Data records
# # #

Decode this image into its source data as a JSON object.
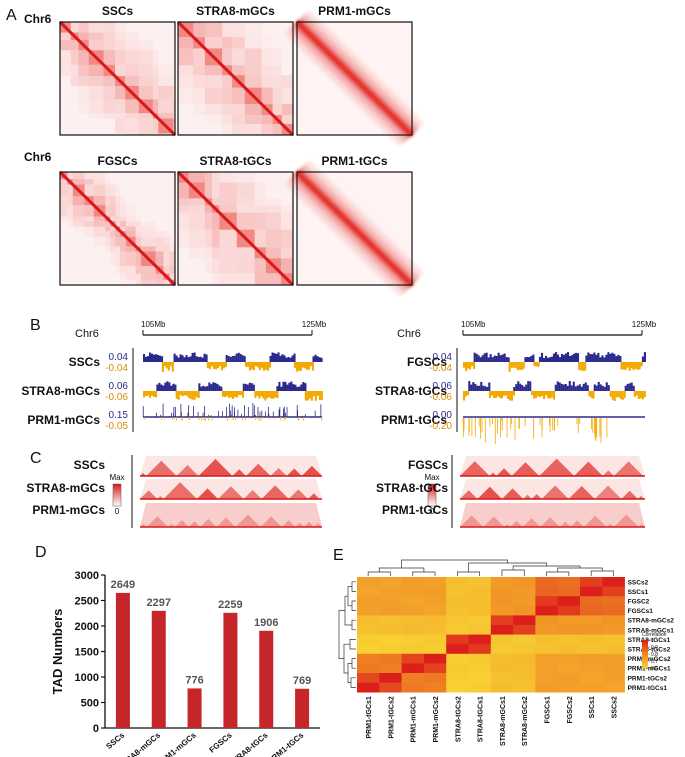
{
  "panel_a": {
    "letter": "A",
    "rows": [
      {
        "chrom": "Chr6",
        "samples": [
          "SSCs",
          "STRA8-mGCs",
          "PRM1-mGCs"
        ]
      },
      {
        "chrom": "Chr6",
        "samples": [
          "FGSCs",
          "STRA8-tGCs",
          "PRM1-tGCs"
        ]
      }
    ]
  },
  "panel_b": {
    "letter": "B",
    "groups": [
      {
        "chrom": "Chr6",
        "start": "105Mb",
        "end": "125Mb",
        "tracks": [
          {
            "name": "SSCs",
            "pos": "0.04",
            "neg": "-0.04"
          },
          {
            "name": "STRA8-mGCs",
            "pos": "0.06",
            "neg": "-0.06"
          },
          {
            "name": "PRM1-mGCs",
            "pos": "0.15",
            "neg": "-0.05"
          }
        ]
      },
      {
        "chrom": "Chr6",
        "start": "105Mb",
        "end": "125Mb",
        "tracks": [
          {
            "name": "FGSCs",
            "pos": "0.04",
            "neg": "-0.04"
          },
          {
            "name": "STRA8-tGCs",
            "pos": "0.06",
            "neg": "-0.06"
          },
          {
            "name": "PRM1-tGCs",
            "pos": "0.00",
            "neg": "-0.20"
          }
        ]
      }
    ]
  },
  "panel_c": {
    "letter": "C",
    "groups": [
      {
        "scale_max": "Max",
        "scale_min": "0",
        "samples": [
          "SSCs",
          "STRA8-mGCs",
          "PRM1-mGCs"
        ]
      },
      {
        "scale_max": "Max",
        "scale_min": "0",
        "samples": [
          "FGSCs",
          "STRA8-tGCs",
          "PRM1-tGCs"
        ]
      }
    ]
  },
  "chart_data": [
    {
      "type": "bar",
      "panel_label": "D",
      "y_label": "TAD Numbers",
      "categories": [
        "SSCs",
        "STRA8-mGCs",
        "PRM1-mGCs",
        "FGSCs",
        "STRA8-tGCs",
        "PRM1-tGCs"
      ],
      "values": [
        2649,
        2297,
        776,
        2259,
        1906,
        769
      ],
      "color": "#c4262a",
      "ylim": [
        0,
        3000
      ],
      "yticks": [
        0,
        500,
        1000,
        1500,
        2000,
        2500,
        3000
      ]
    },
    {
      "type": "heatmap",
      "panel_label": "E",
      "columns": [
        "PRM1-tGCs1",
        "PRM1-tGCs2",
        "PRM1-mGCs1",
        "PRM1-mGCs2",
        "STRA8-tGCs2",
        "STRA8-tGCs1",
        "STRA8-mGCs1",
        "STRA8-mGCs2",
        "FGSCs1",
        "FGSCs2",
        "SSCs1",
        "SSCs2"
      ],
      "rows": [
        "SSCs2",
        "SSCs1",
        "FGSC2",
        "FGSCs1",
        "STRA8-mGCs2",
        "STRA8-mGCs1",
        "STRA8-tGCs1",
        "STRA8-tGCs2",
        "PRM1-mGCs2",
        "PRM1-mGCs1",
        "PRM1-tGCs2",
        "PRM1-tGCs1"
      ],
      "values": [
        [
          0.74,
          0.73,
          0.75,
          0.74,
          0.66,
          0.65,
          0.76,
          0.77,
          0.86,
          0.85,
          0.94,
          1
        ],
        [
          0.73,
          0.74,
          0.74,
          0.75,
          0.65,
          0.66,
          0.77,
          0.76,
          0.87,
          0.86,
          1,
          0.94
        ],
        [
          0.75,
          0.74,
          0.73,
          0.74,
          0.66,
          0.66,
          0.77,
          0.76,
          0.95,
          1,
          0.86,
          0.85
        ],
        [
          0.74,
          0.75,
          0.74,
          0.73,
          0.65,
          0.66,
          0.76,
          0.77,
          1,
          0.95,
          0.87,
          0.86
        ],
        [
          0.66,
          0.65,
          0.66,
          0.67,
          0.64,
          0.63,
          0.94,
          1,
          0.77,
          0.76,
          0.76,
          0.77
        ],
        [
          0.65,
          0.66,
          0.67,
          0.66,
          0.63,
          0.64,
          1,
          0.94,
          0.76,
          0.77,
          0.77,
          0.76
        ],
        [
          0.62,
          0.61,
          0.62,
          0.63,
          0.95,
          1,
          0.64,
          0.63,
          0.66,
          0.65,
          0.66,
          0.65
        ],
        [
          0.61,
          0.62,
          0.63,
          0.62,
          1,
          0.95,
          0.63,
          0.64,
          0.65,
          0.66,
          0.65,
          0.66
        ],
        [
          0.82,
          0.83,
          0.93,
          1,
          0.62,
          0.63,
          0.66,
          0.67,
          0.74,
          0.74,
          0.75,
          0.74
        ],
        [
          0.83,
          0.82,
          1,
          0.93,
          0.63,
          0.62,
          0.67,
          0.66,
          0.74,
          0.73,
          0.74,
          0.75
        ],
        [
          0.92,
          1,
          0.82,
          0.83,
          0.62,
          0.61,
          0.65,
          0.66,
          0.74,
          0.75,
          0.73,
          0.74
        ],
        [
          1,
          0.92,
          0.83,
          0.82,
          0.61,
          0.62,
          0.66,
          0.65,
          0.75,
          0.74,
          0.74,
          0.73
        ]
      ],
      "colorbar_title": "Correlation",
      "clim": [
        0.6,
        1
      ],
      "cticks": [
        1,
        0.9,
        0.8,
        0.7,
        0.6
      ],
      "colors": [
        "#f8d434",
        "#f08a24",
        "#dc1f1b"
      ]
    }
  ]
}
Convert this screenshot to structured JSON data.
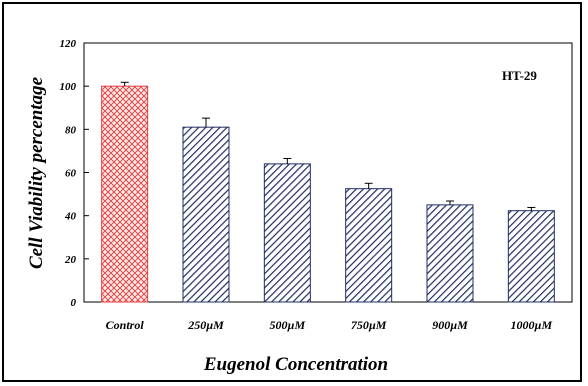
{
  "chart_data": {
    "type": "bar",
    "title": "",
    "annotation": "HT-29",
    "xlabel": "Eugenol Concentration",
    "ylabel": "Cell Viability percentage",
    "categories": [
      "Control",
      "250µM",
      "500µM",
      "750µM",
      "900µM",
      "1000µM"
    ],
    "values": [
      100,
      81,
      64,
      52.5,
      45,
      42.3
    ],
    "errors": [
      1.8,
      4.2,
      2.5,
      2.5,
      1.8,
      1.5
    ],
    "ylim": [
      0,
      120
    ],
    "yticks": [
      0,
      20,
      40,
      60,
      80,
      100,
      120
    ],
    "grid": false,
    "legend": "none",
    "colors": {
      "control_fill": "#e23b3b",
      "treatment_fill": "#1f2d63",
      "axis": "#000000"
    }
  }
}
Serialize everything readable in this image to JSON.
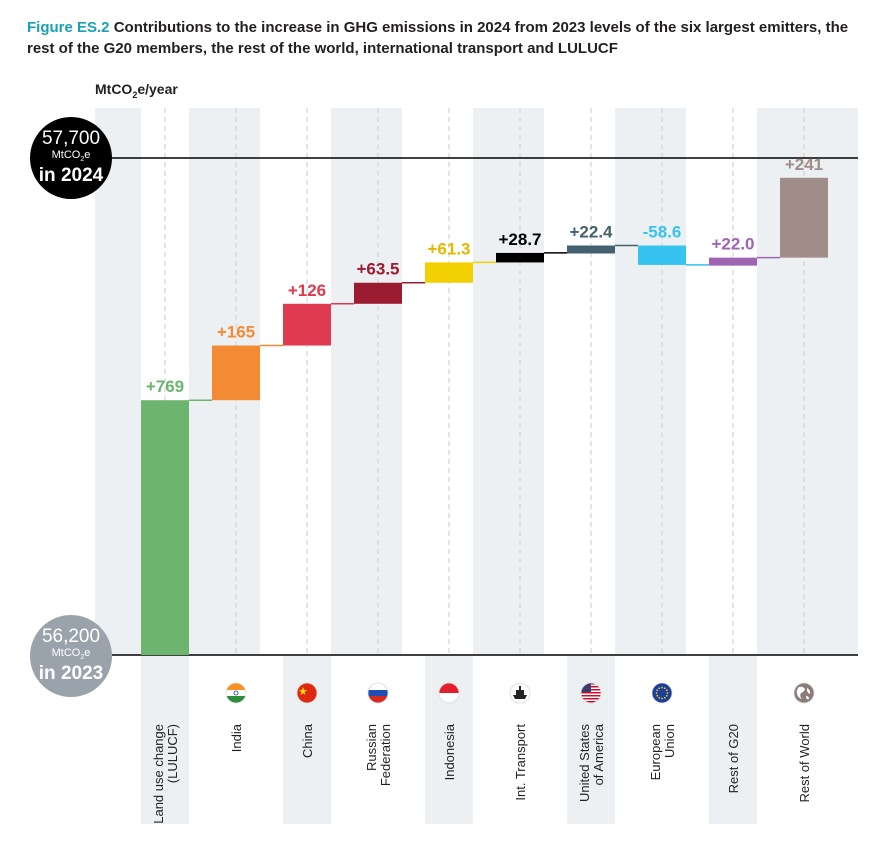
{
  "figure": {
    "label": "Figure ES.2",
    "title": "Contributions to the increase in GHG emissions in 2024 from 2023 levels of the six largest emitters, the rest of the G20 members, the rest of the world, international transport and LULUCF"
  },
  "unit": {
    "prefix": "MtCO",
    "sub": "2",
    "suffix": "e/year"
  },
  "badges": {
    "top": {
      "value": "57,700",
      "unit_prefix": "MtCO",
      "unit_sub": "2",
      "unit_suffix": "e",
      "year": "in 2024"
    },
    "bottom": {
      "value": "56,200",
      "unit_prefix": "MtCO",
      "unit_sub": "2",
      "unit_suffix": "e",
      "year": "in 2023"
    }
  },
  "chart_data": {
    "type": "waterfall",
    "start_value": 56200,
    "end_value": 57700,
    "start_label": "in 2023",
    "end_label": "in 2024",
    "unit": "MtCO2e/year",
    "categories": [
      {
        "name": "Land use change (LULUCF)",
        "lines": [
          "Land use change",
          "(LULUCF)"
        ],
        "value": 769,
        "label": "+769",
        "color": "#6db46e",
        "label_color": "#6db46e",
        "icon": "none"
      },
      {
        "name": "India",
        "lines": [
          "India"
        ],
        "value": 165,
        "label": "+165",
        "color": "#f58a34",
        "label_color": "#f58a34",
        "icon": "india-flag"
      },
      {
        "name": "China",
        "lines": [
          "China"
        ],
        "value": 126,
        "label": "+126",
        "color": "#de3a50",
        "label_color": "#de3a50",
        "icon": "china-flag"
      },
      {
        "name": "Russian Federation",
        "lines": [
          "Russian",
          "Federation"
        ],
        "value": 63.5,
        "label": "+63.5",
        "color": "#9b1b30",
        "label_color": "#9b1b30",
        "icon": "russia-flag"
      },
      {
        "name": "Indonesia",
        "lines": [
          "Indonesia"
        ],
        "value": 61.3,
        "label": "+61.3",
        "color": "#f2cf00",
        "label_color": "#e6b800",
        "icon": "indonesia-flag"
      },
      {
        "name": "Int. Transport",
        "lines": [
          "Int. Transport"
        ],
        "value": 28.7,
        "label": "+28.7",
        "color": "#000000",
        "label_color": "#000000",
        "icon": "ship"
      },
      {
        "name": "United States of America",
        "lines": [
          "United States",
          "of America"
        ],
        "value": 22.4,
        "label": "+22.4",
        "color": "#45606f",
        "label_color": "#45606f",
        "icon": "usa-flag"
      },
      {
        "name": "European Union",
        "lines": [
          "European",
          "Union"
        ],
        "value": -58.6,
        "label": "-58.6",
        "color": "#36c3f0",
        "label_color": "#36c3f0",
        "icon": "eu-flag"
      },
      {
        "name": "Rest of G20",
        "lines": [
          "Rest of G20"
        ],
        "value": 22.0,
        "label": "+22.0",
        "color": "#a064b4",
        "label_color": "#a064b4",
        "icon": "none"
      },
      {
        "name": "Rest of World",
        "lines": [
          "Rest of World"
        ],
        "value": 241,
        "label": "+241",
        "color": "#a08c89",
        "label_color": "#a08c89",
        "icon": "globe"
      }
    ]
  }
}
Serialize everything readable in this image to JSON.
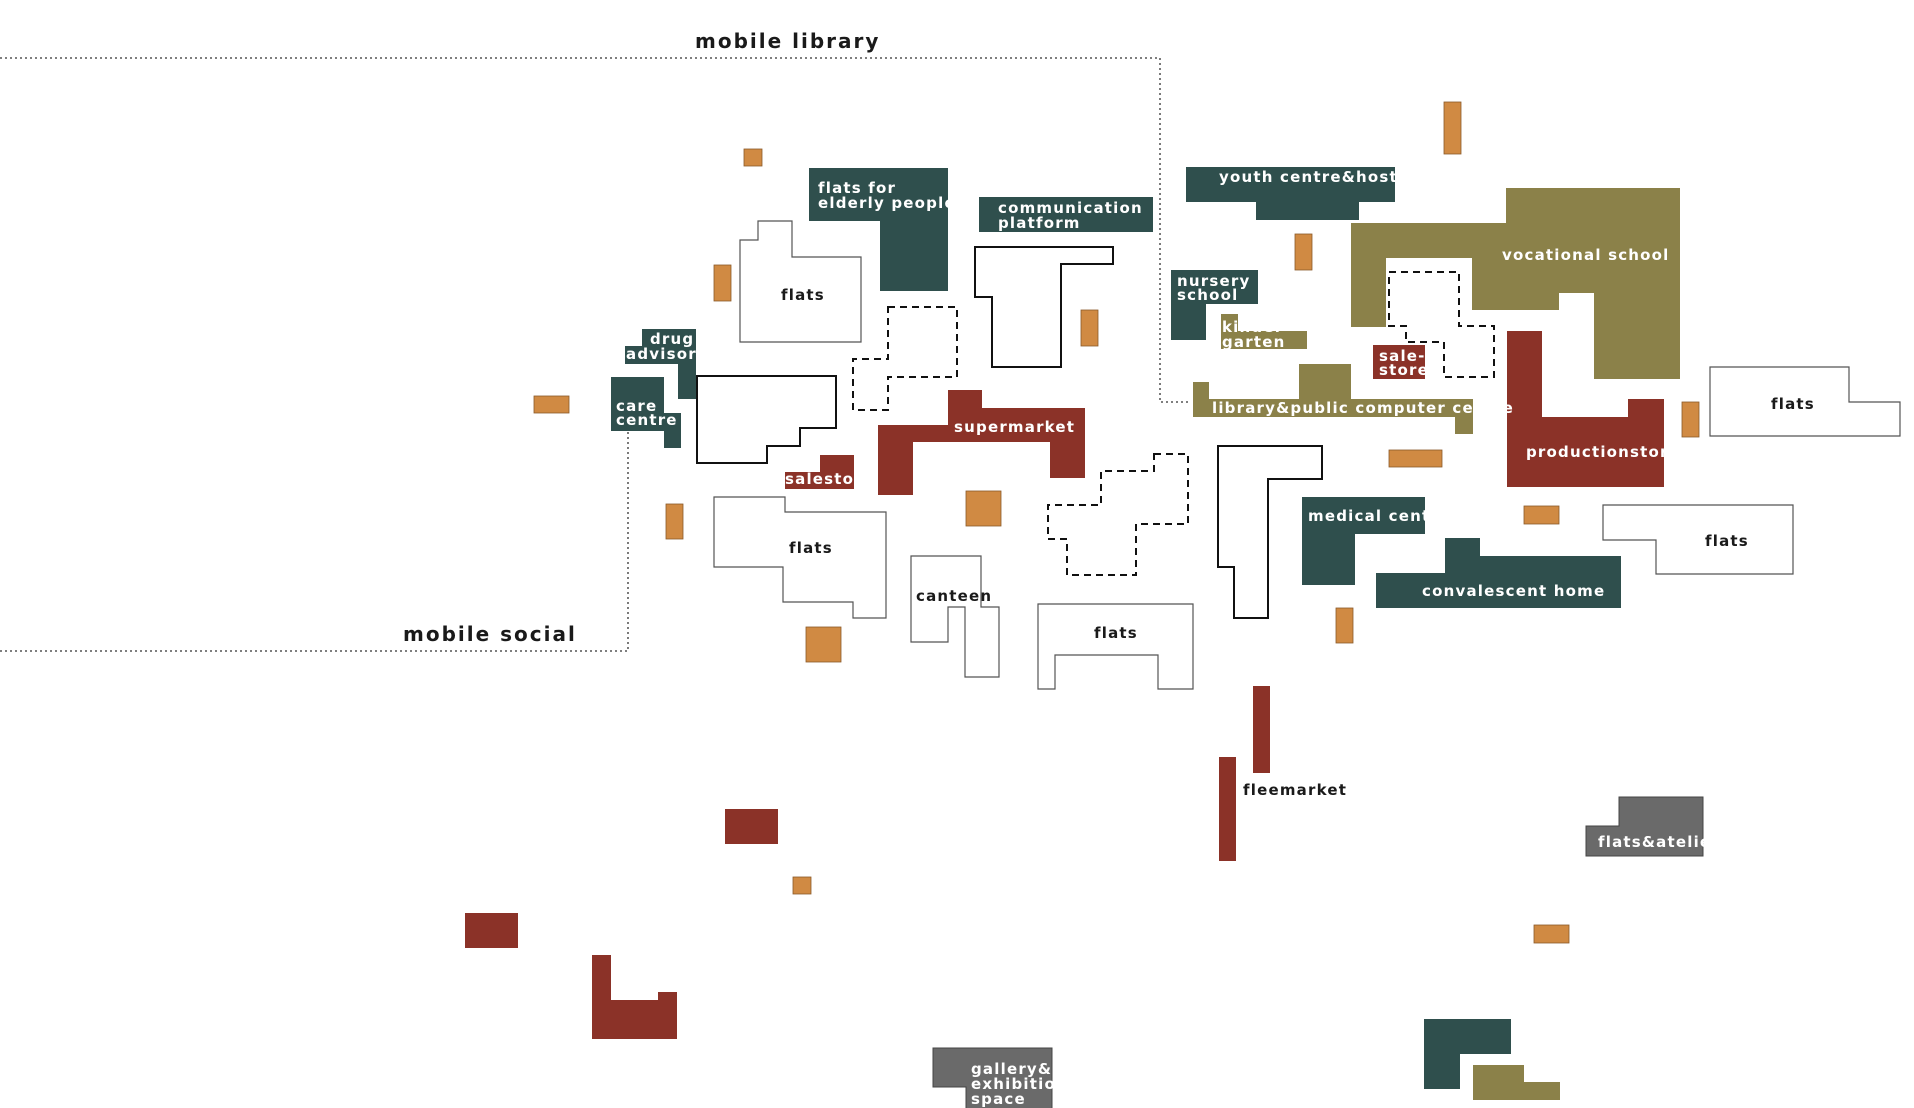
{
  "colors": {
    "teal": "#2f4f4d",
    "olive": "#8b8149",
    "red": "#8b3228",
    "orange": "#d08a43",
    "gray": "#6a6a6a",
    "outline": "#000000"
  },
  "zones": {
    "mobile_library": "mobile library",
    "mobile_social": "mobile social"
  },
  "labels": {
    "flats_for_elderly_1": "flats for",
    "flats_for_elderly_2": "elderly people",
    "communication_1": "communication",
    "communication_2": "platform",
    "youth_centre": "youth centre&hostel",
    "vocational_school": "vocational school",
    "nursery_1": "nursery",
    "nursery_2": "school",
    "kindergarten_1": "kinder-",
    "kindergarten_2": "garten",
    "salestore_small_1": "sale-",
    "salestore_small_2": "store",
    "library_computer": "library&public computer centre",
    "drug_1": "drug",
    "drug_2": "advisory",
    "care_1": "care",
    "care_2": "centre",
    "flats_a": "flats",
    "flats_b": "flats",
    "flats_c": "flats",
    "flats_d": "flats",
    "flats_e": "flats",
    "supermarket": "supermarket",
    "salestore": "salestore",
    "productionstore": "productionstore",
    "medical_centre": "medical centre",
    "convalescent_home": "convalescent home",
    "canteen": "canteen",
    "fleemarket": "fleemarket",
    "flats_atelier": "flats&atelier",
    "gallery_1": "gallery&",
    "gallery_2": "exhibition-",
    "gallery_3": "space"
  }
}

# # #

(WHAT YOU HAVE TO DO): Work out the number of lines in this listing that include the word "flag". Reply with that number only.

(THE SOLUTION): 6